_WHAT THIS TASK INVOLVES:_ Omit any picture, and return the remaining data exactly as written.

** Start **

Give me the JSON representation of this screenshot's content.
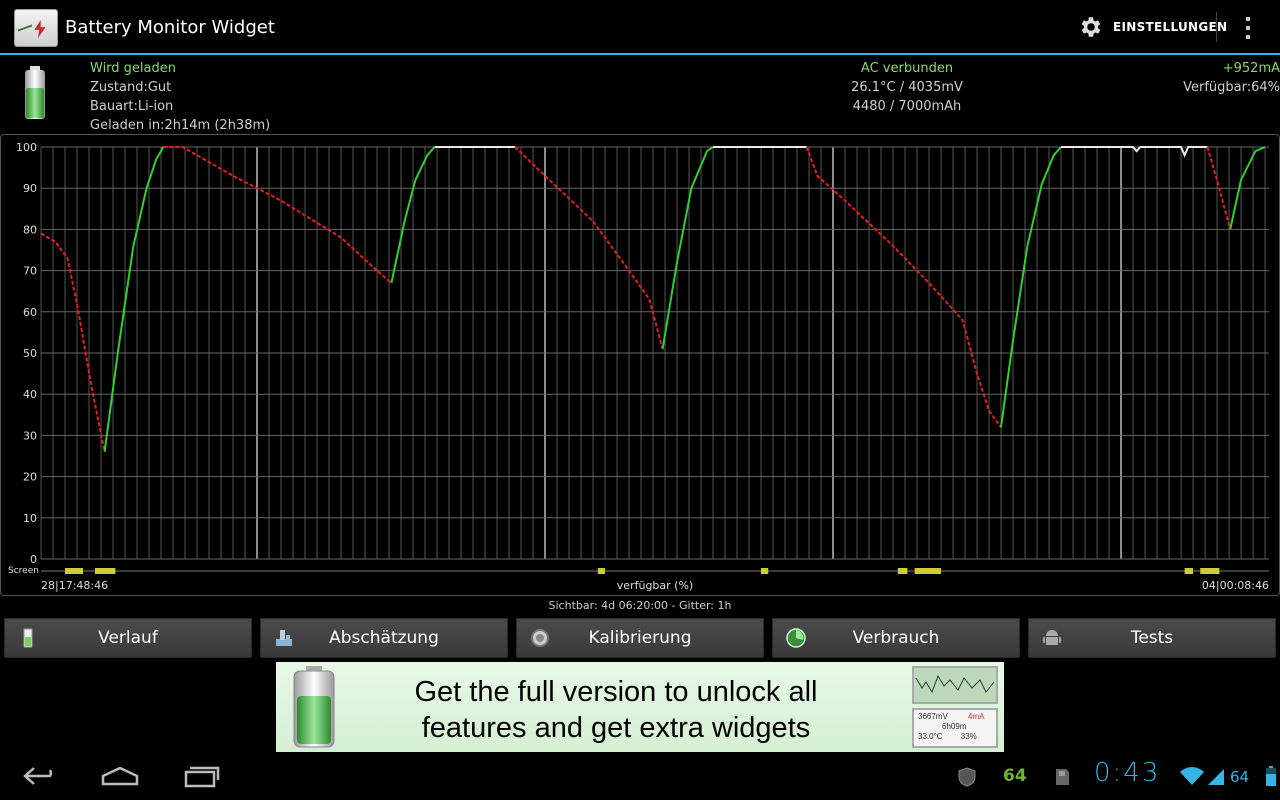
{
  "app": {
    "title": "Battery Monitor Widget",
    "settings_label": "EINSTELLUNGEN"
  },
  "info": {
    "status": "Wird geladen",
    "condition": "Zustand:Gut",
    "type": "Bauart:Li-ion",
    "charged_in": "Geladen in:2h14m (2h38m)",
    "power_source": "AC verbunden",
    "temp_voltage": "26.1°C / 4035mV",
    "capacity": "4480 / 7000mAh",
    "current": "+952mA",
    "available": "Verfügbar:64%"
  },
  "graph": {
    "screen_label": "Screen",
    "start_label": "28|17:48:46",
    "center_label": "verfügbar (%)",
    "end_label": "04|00:08:46",
    "visible_info": "Sichtbar: 4d 06:20:00 - Gitter: 1h"
  },
  "chart_data": {
    "type": "line",
    "xlabel": "verfügbar (%)",
    "ylabel": "",
    "ylim": [
      0,
      100
    ],
    "yticks": [
      0,
      10,
      20,
      30,
      40,
      50,
      60,
      70,
      80,
      90,
      100
    ],
    "x_start": "28|17:48:46",
    "x_end": "04|00:08:46",
    "x_hours_total": 102.33,
    "grid": true,
    "colors": {
      "discharge": "#e02020",
      "charge": "#30d030",
      "full": "#e8e8e8",
      "screen_on": "#cccc33"
    },
    "points": [
      [
        0.0,
        79
      ],
      [
        1.2,
        77
      ],
      [
        2.2,
        73
      ],
      [
        3.0,
        62
      ],
      [
        4.2,
        42
      ],
      [
        5.3,
        26
      ],
      [
        6.4,
        50
      ],
      [
        7.7,
        76
      ],
      [
        8.8,
        90
      ],
      [
        9.6,
        97
      ],
      [
        10.2,
        100
      ],
      [
        11.8,
        100
      ],
      [
        13.0,
        98
      ],
      [
        16.0,
        93
      ],
      [
        20.0,
        87
      ],
      [
        25.0,
        78
      ],
      [
        28.0,
        70
      ],
      [
        29.2,
        67
      ],
      [
        30.3,
        82
      ],
      [
        31.2,
        92
      ],
      [
        32.2,
        98
      ],
      [
        32.8,
        100
      ],
      [
        39.5,
        100
      ],
      [
        42.0,
        93
      ],
      [
        46.0,
        82
      ],
      [
        49.0,
        70
      ],
      [
        50.7,
        63
      ],
      [
        51.8,
        51
      ],
      [
        53.0,
        72
      ],
      [
        54.2,
        90
      ],
      [
        55.5,
        99
      ],
      [
        56.0,
        100
      ],
      [
        63.8,
        100
      ],
      [
        64.7,
        93
      ],
      [
        67.0,
        87
      ],
      [
        71.0,
        76
      ],
      [
        74.0,
        67
      ],
      [
        76.8,
        58
      ],
      [
        78.0,
        45
      ],
      [
        79.0,
        36
      ],
      [
        80.0,
        32
      ],
      [
        81.0,
        53
      ],
      [
        82.2,
        76
      ],
      [
        83.4,
        91
      ],
      [
        84.4,
        98
      ],
      [
        85.0,
        100
      ],
      [
        91.0,
        100
      ],
      [
        91.3,
        99
      ],
      [
        91.6,
        100
      ],
      [
        95.0,
        100
      ],
      [
        95.3,
        98
      ],
      [
        95.6,
        100
      ],
      [
        97.2,
        100
      ],
      [
        98.0,
        92
      ],
      [
        99.1,
        80
      ],
      [
        100.0,
        92
      ],
      [
        101.2,
        99
      ],
      [
        102.0,
        100
      ]
    ],
    "segments": [
      {
        "state": "discharge",
        "from": 0.0,
        "to": 5.3
      },
      {
        "state": "charge",
        "from": 5.3,
        "to": 10.2
      },
      {
        "state": "discharge",
        "from": 10.2,
        "to": 29.2
      },
      {
        "state": "charge",
        "from": 29.2,
        "to": 32.8
      },
      {
        "state": "full",
        "from": 32.8,
        "to": 39.5
      },
      {
        "state": "discharge",
        "from": 39.5,
        "to": 51.8
      },
      {
        "state": "charge",
        "from": 51.8,
        "to": 56.0
      },
      {
        "state": "full",
        "from": 56.0,
        "to": 63.8
      },
      {
        "state": "discharge",
        "from": 63.8,
        "to": 80.0
      },
      {
        "state": "charge",
        "from": 80.0,
        "to": 85.0
      },
      {
        "state": "full",
        "from": 85.0,
        "to": 97.2
      },
      {
        "state": "discharge",
        "from": 97.2,
        "to": 99.1
      },
      {
        "state": "charge",
        "from": 99.1,
        "to": 102.0
      }
    ],
    "screen_on": [
      [
        2.0,
        3.5
      ],
      [
        4.5,
        6.2
      ],
      [
        46.4,
        47.0
      ],
      [
        60.0,
        60.6
      ],
      [
        71.4,
        72.2
      ],
      [
        72.8,
        75.0
      ],
      [
        95.3,
        96.0
      ],
      [
        96.6,
        98.2
      ]
    ]
  },
  "buttons": [
    {
      "label": "Verlauf",
      "icon": "history-icon"
    },
    {
      "label": "Abschätzung",
      "icon": "estimate-icon"
    },
    {
      "label": "Kalibrierung",
      "icon": "calibration-icon"
    },
    {
      "label": "Verbrauch",
      "icon": "usage-icon"
    },
    {
      "label": "Tests",
      "icon": "android-icon"
    }
  ],
  "ad": {
    "line1": "Get the full version to unlock all",
    "line2": "features and get extra widgets",
    "thumb_values": [
      "3667mV",
      "4mA",
      "6h09m",
      "33.0°C",
      "33%"
    ]
  },
  "statusbar": {
    "battery_number": "64",
    "clock": "0:43",
    "battery_level": "64"
  }
}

** End **

_RESPONSE BELOW:_
Give me the JSON representation of this screenshot's content.
{
  "app": {
    "title": "Battery Monitor Widget",
    "settings_label": "EINSTELLUNGEN"
  },
  "info": {
    "status": "Wird geladen",
    "condition": "Zustand:Gut",
    "type": "Bauart:Li-ion",
    "charged_in": "Geladen in:2h14m (2h38m)",
    "power_source": "AC verbunden",
    "temp_voltage": "26.1°C / 4035mV",
    "capacity": "4480 / 7000mAh",
    "current": "+952mA",
    "available": "Verfügbar:64%"
  },
  "graph": {
    "screen_label": "Screen",
    "start_label": "28|17:48:46",
    "center_label": "verfügbar (%)",
    "end_label": "04|00:08:46",
    "visible_info": "Sichtbar: 4d 06:20:00 - Gitter: 1h"
  },
  "chart_data": {
    "type": "line",
    "xlabel": "verfügbar (%)",
    "ylabel": "",
    "ylim": [
      0,
      100
    ],
    "yticks": [
      0,
      10,
      20,
      30,
      40,
      50,
      60,
      70,
      80,
      90,
      100
    ],
    "x_start": "28|17:48:46",
    "x_end": "04|00:08:46",
    "x_hours_total": 102.33,
    "grid": true,
    "colors": {
      "discharge": "#e02020",
      "charge": "#30d030",
      "full": "#e8e8e8",
      "screen_on": "#cccc33"
    },
    "points": [
      [
        0.0,
        79
      ],
      [
        1.2,
        77
      ],
      [
        2.2,
        73
      ],
      [
        3.0,
        62
      ],
      [
        4.2,
        42
      ],
      [
        5.3,
        26
      ],
      [
        6.4,
        50
      ],
      [
        7.7,
        76
      ],
      [
        8.8,
        90
      ],
      [
        9.6,
        97
      ],
      [
        10.2,
        100
      ],
      [
        11.8,
        100
      ],
      [
        13.0,
        98
      ],
      [
        16.0,
        93
      ],
      [
        20.0,
        87
      ],
      [
        25.0,
        78
      ],
      [
        28.0,
        70
      ],
      [
        29.2,
        67
      ],
      [
        30.3,
        82
      ],
      [
        31.2,
        92
      ],
      [
        32.2,
        98
      ],
      [
        32.8,
        100
      ],
      [
        39.5,
        100
      ],
      [
        42.0,
        93
      ],
      [
        46.0,
        82
      ],
      [
        49.0,
        70
      ],
      [
        50.7,
        63
      ],
      [
        51.8,
        51
      ],
      [
        53.0,
        72
      ],
      [
        54.2,
        90
      ],
      [
        55.5,
        99
      ],
      [
        56.0,
        100
      ],
      [
        63.8,
        100
      ],
      [
        64.7,
        93
      ],
      [
        67.0,
        87
      ],
      [
        71.0,
        76
      ],
      [
        74.0,
        67
      ],
      [
        76.8,
        58
      ],
      [
        78.0,
        45
      ],
      [
        79.0,
        36
      ],
      [
        80.0,
        32
      ],
      [
        81.0,
        53
      ],
      [
        82.2,
        76
      ],
      [
        83.4,
        91
      ],
      [
        84.4,
        98
      ],
      [
        85.0,
        100
      ],
      [
        91.0,
        100
      ],
      [
        91.3,
        99
      ],
      [
        91.6,
        100
      ],
      [
        95.0,
        100
      ],
      [
        95.3,
        98
      ],
      [
        95.6,
        100
      ],
      [
        97.2,
        100
      ],
      [
        98.0,
        92
      ],
      [
        99.1,
        80
      ],
      [
        100.0,
        92
      ],
      [
        101.2,
        99
      ],
      [
        102.0,
        100
      ]
    ],
    "segments": [
      {
        "state": "discharge",
        "from": 0.0,
        "to": 5.3
      },
      {
        "state": "charge",
        "from": 5.3,
        "to": 10.2
      },
      {
        "state": "discharge",
        "from": 10.2,
        "to": 29.2
      },
      {
        "state": "charge",
        "from": 29.2,
        "to": 32.8
      },
      {
        "state": "full",
        "from": 32.8,
        "to": 39.5
      },
      {
        "state": "discharge",
        "from": 39.5,
        "to": 51.8
      },
      {
        "state": "charge",
        "from": 51.8,
        "to": 56.0
      },
      {
        "state": "full",
        "from": 56.0,
        "to": 63.8
      },
      {
        "state": "discharge",
        "from": 63.8,
        "to": 80.0
      },
      {
        "state": "charge",
        "from": 80.0,
        "to": 85.0
      },
      {
        "state": "full",
        "from": 85.0,
        "to": 97.2
      },
      {
        "state": "discharge",
        "from": 97.2,
        "to": 99.1
      },
      {
        "state": "charge",
        "from": 99.1,
        "to": 102.0
      }
    ],
    "screen_on": [
      [
        2.0,
        3.5
      ],
      [
        4.5,
        6.2
      ],
      [
        46.4,
        47.0
      ],
      [
        60.0,
        60.6
      ],
      [
        71.4,
        72.2
      ],
      [
        72.8,
        75.0
      ],
      [
        95.3,
        96.0
      ],
      [
        96.6,
        98.2
      ]
    ]
  },
  "buttons": [
    {
      "label": "Verlauf",
      "icon": "history-icon"
    },
    {
      "label": "Abschätzung",
      "icon": "estimate-icon"
    },
    {
      "label": "Kalibrierung",
      "icon": "calibration-icon"
    },
    {
      "label": "Verbrauch",
      "icon": "usage-icon"
    },
    {
      "label": "Tests",
      "icon": "android-icon"
    }
  ],
  "ad": {
    "line1": "Get the full version to unlock all",
    "line2": "features and get extra widgets",
    "thumb_values": [
      "3667mV",
      "4mA",
      "6h09m",
      "33.0°C",
      "33%"
    ]
  },
  "statusbar": {
    "battery_number": "64",
    "clock": "0:43",
    "battery_level": "64"
  }
}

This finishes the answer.